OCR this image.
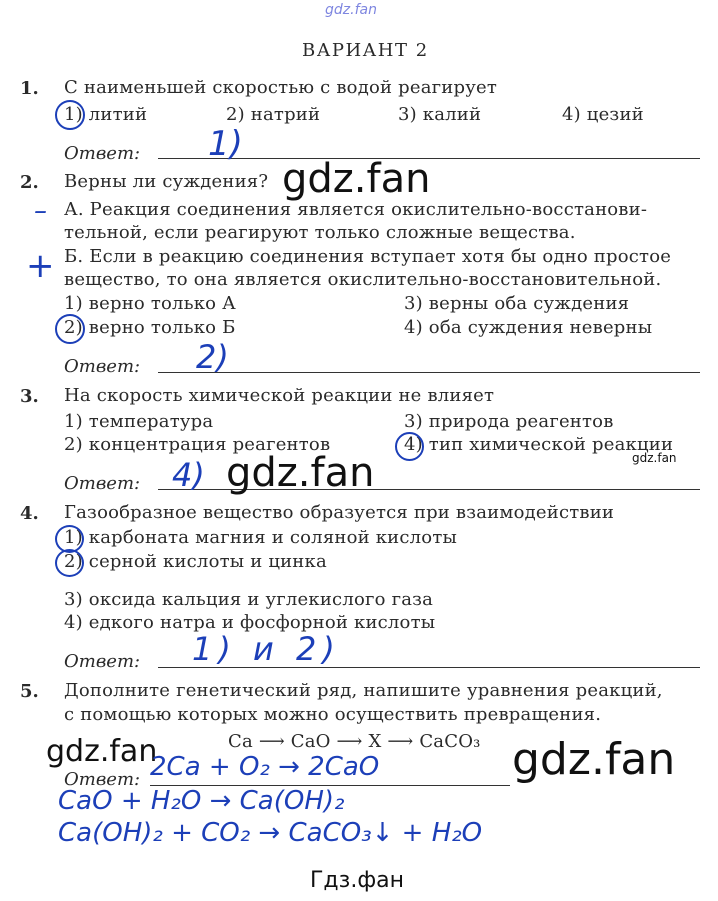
gdz.fan
ВАРИАНТ 2
1. С наименьшей скоростью с водой реагирует
1) литий	2) натрий	3) калий	4) цезий
Ответ: 1)
2. Верны ли суждения? gdz.fan
– А. Реакция соединения является окислительно-восстанови-
тельной, если реагируют только сложные вещества.
+ Б. Если в реакцию соединения вступает хотя бы одно простое
вещество, то она является окислительно-восстановительной.
1) верно только А	3) верны оба суждения
2) верно только Б	4) оба суждения неверны
Ответ: 2)
3. На скорость химической реакции не влияет
1) температура	3) природа реагентов
2) концентрация реагентов	4) тип химической реакции
gdz.fan
Ответ: 4) gdz.fan
4. Газообразное вещество образуется при взаимодействии
1) карбоната магния и соляной кислоты
2) серной кислоты и цинка
3) оксида кальция и углекислого газа
4) едкого натра и фосфорной кислоты
Ответ: 1) и 2)
5. Дополните генетический ряд, напишите уравнения реакций,
с помощью которых можно осуществить превращения.
Ca ⟶ CaO ⟶ X ⟶ CaCO₃
gdz.fan	gdz.fan
Ответ: 2Ca + O₂ → 2CaO
CaO + H₂O → Ca(OH)₂
Ca(OH)₂ + CO₂ → CaCO₃↓ + H₂O
Гдз.фан
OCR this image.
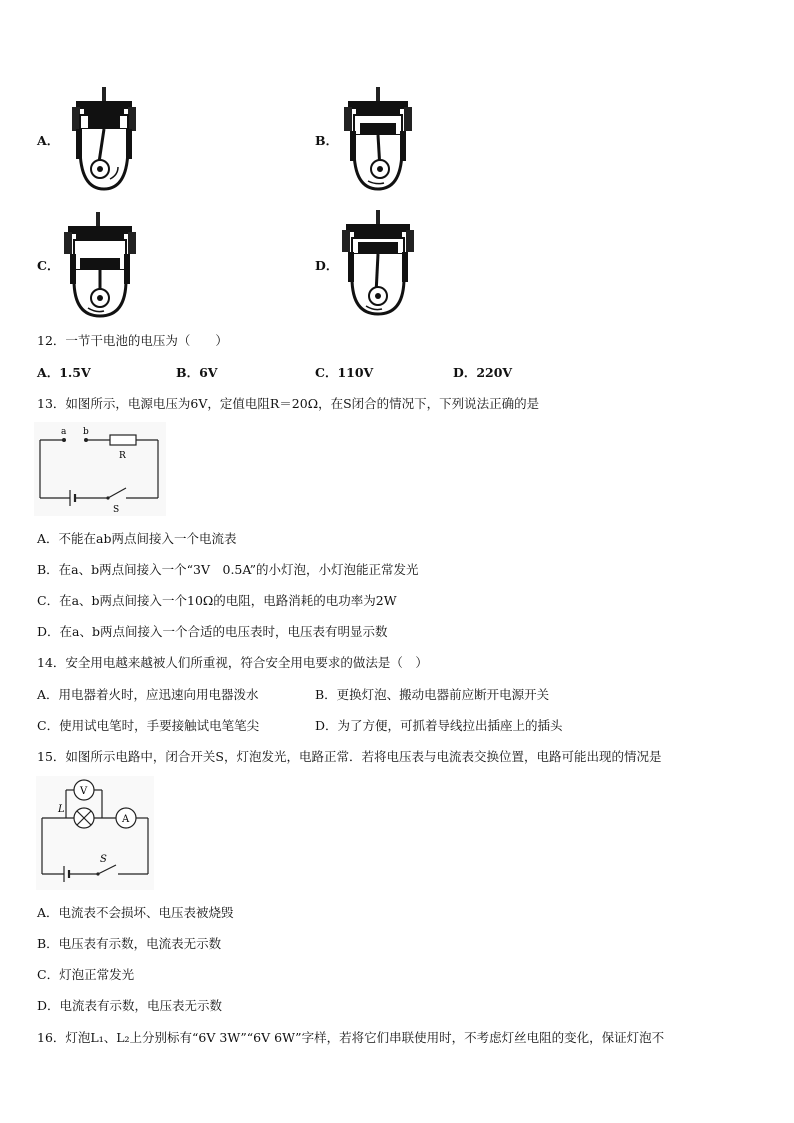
A．	B．
C．	D．
12．一节干电池的电压为（　　）
A．1.5V	B．6V	C．110V	D．220V
13．如图所示，电源电压为6V，定值电阻R＝20Ω，在S闭合的情况下，下列说法正确的是
a b
R
S
A．不能在ab两点间接入一个电流表
B．在a、b两点间接入一个“3V　0.5A”的小灯泡，小灯泡能正常发光
C．在a、b两点间接入一个10Ω的电阻，电路消耗的电功率为2W
D．在a、b两点间接入一个合适的电压表时，电压表有明显示数
14．安全用电越来越被人们所重视，符合安全用电要求的做法是（　）
A．用电器着火时，应迅速向用电器泼水	B．更换灯泡、搬动电器前应断开电源开关
C．使用试电笔时，手要接触试电笔笔尖	D．为了方便，可抓着导线拉出插座上的插头
15．如图所示电路中，闭合开关S，灯泡发光，电路正常．若将电压表与电流表交换位置，电路可能出现的情况是
V
L
A
S
A．电流表不会损坏、电压表被烧毁
B．电压表有示数，电流表无示数
C．灯泡正常发光
D．电流表有示数，电压表无示数
16．灯泡L₁、L₂上分别标有“6V 3W”“6V 6W”字样，若将它们串联使用时，不考虑灯丝电阻的变化，保证灯泡不
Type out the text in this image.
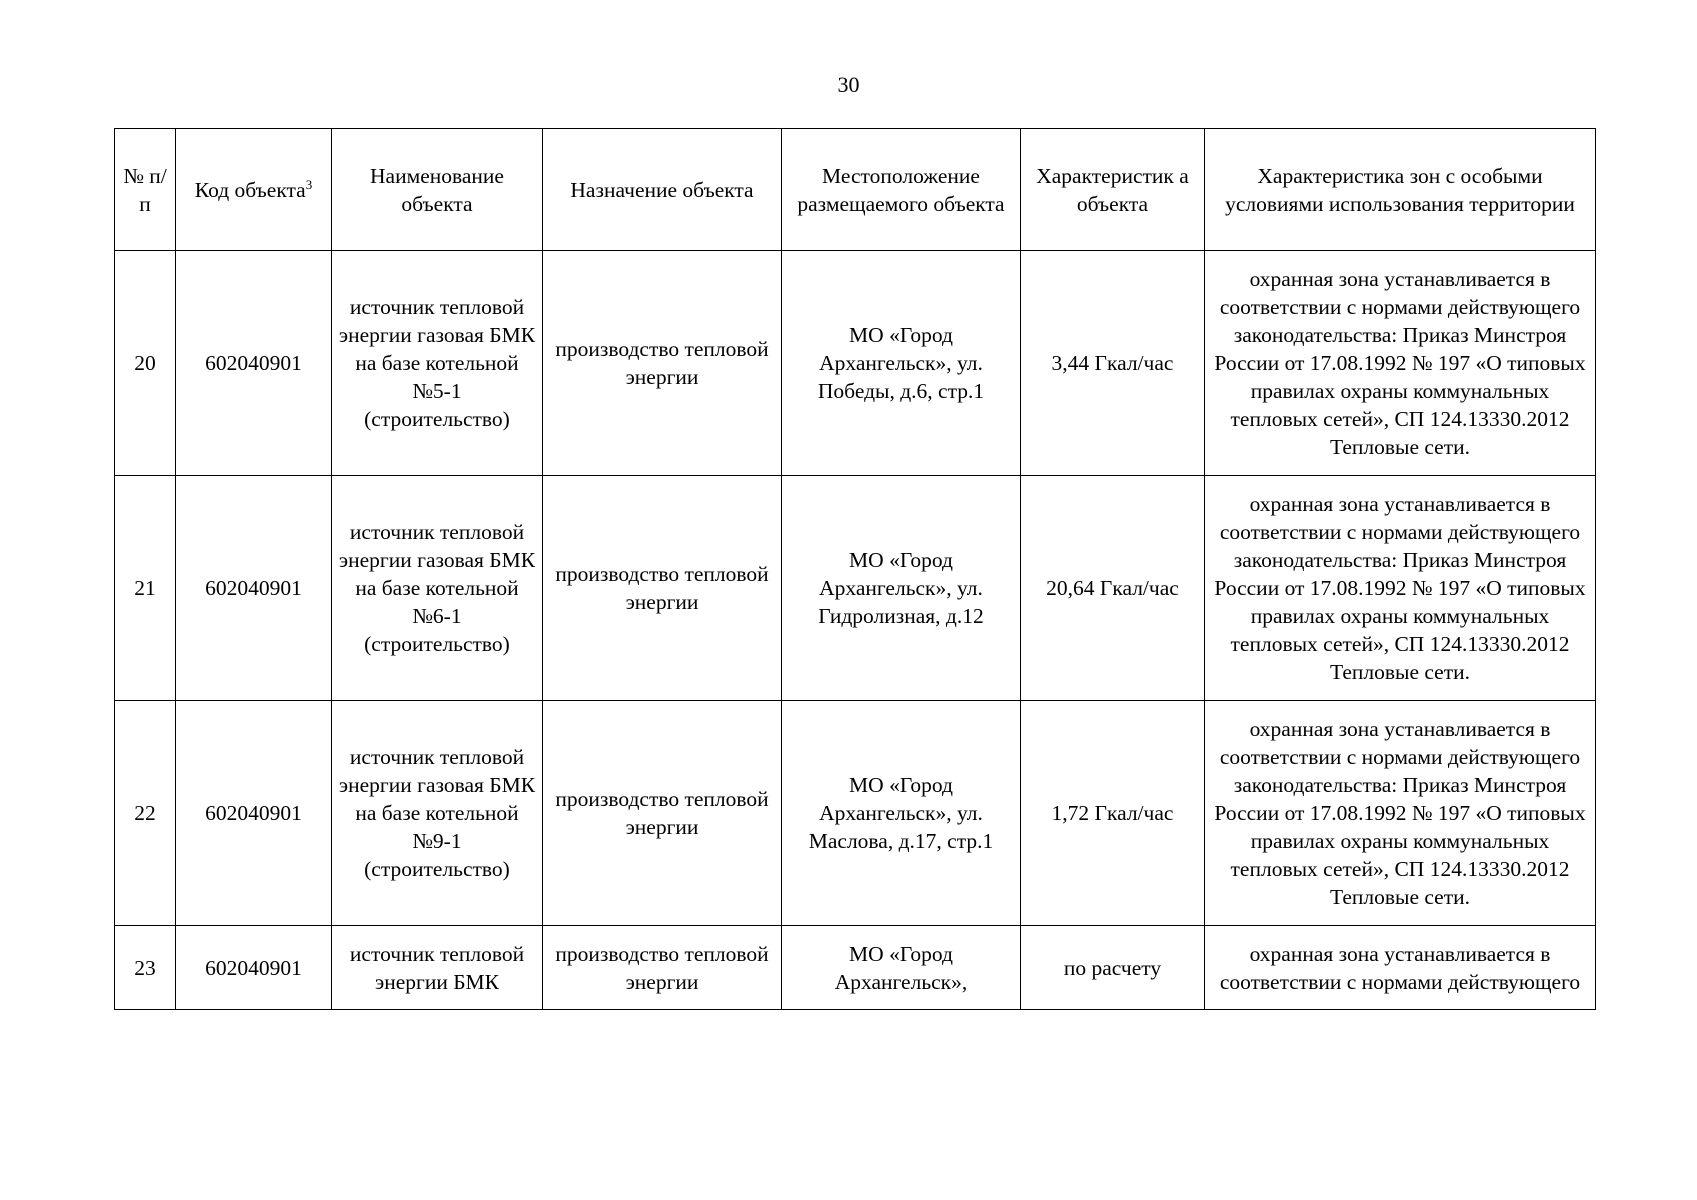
30
№ п/п	Код объекта$^3$	Наименование объекта	Назначение объекта	Местоположение размещаемого объекта	Характеристик а объекта	Характеристика зон с особыми условиями использования территории

20	602040901	источник тепловой энергии газовая БМК на базе котельной №5-1 (строительство)	производство тепловой энергии	МО «Город Архангельск», ул. Победы, д.6, стр.1	3,44 Гкал/час	охранная зона устанавливается в соответствии с нормами действующего законодательства: Приказ Минстроя России от 17.08.1992 № 197 «О типовых правилах охраны коммунальных тепловых сетей», СП 124.13330.2012 Тепловые сети.
21	602040901	источник тепловой энергии газовая БМК на базе котельной №6-1 (строительство)	производство тепловой энергии	МО «Город Архангельск», ул. Гидролизная, д.12	20,64 Гкал/час	охранная зона устанавливается в соответствии с нормами действующего законодательства: Приказ Минстроя России от 17.08.1992 № 197 «О типовых правилах охраны коммунальных тепловых сетей», СП 124.13330.2012 Тепловые сети.
22	602040901	источник тепловой энергии газовая БМК на базе котельной №9-1 (строительство)	производство тепловой энергии	МО «Город Архангельск», ул. Маслова, д.17, стр.1	1,72 Гкал/час	охранная зона устанавливается в соответствии с нормами действующего законодательства: Приказ Минстроя России от 17.08.1992 № 197 «О типовых правилах охраны коммунальных тепловых сетей», СП 124.13330.2012 Тепловые сети.
23	602040901	источник тепловой энергии БМК	производство тепловой энергии	МО «Город Архангельск»,	по расчету	охранная зона устанавливается в соответствии с нормами действующего
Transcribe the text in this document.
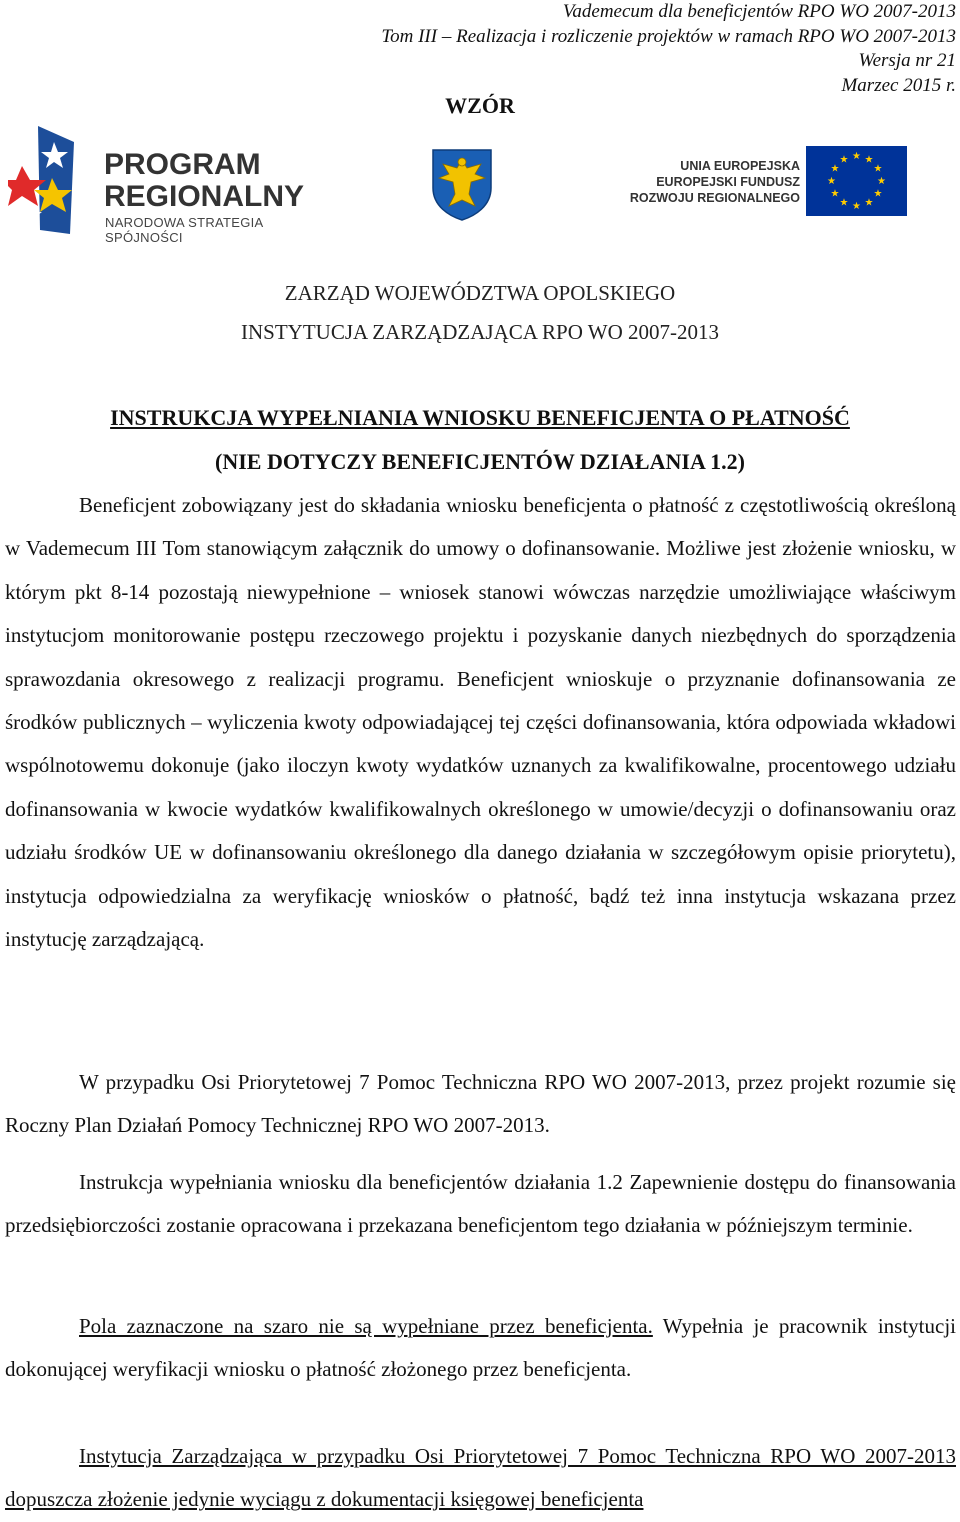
Vademecum dla beneficjentów RPO WO 2007-2013
Tom III – Realizacja i rozliczenie projektów w ramach RPO WO 2007-2013
Wersja nr 21
Marzec 2015 r.
WZÓR
PROGRAM
REGIONALNY
NARODOWA STRATEGIA SPÓJNOŚCI
UNIA EUROPEJSKA
EUROPEJSKI FUNDUSZ
ROZWOJU REGIONALNEGO
★ ★
★
★
★
★
★
★
★
★
★
★
ZARZĄD WOJEWÓDZTWA OPOLSKIEGO
INSTYTUCJA ZARZĄDZAJĄCA RPO WO 2007-2013
INSTRUKCJA WYPEŁNIANIA WNIOSKU BENEFICJENTA O PŁATNOŚĆ
(NIE DOTYCZY BENEFICJENTÓW DZIAŁANIA 1.2)

Beneficjent zobowiązany jest do składania wniosku beneficjenta o płatność z częstotliwością określoną w Vademecum III Tom stanowiącym załącznik do umowy o dofinansowanie. Możliwe jest złożenie wniosku, w którym pkt 8-14 pozostają niewypełnione – wniosek stanowi wówczas narzędzie umożliwiające właściwym instytucjom monitorowanie postępu rzeczowego projektu i pozyskanie danych niezbędnych do sporządzenia sprawozdania okresowego z realizacji programu. Beneficjent wnioskuje o przyznanie dofinansowania ze środków publicznych – wyliczenia kwoty odpowiadającej tej części dofinansowania, która odpowiada wkładowi wspólnotowemu dokonuje (jako iloczyn kwoty wydatków uznanych za kwalifikowalne, procentowego udziału dofinansowania w kwocie wydatków kwalifikowalnych określonego w umowie/decyzji o dofinansowaniu oraz udziału środków UE w dofinansowaniu określonego dla danego działania w szczegółowym opisie priorytetu), instytucja odpowiedzialna za weryfikację wniosków o płatność, bądź też inna instytucja wskazana przez instytucję zarządzającą.

W przypadku Osi Priorytetowej 7 Pomoc Techniczna RPO WO 2007-2013, przez projekt rozumie się Roczny Plan Działań Pomocy Technicznej RPO WO 2007-2013.

Instrukcja wypełniania wniosku dla beneficjentów działania 1.2 Zapewnienie dostępu do finansowania przedsiębiorczości zostanie opracowana i przekazana beneficjentom tego działania w późniejszym terminie.

Pola zaznaczone na szaro nie są wypełniane przez beneficjenta. Wypełnia je pracownik instytucji dokonującej weryfikacji wniosku o płatność złożonego przez beneficjenta.

Instytucja Zarządzająca w przypadku Osi Priorytetowej 7 Pomoc Techniczna RPO WO 2007-2013 dopuszcza złożenie jedynie wyciągu z dokumentacji księgowej beneficjenta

What the exercise asks = Write out every line from the entries where "суждения" appears.

Written solution =
2. Верны ли суждения? gdz.fan
1) верно только А	3) верны оба суждения
2) верно только Б	4) оба суждения неверны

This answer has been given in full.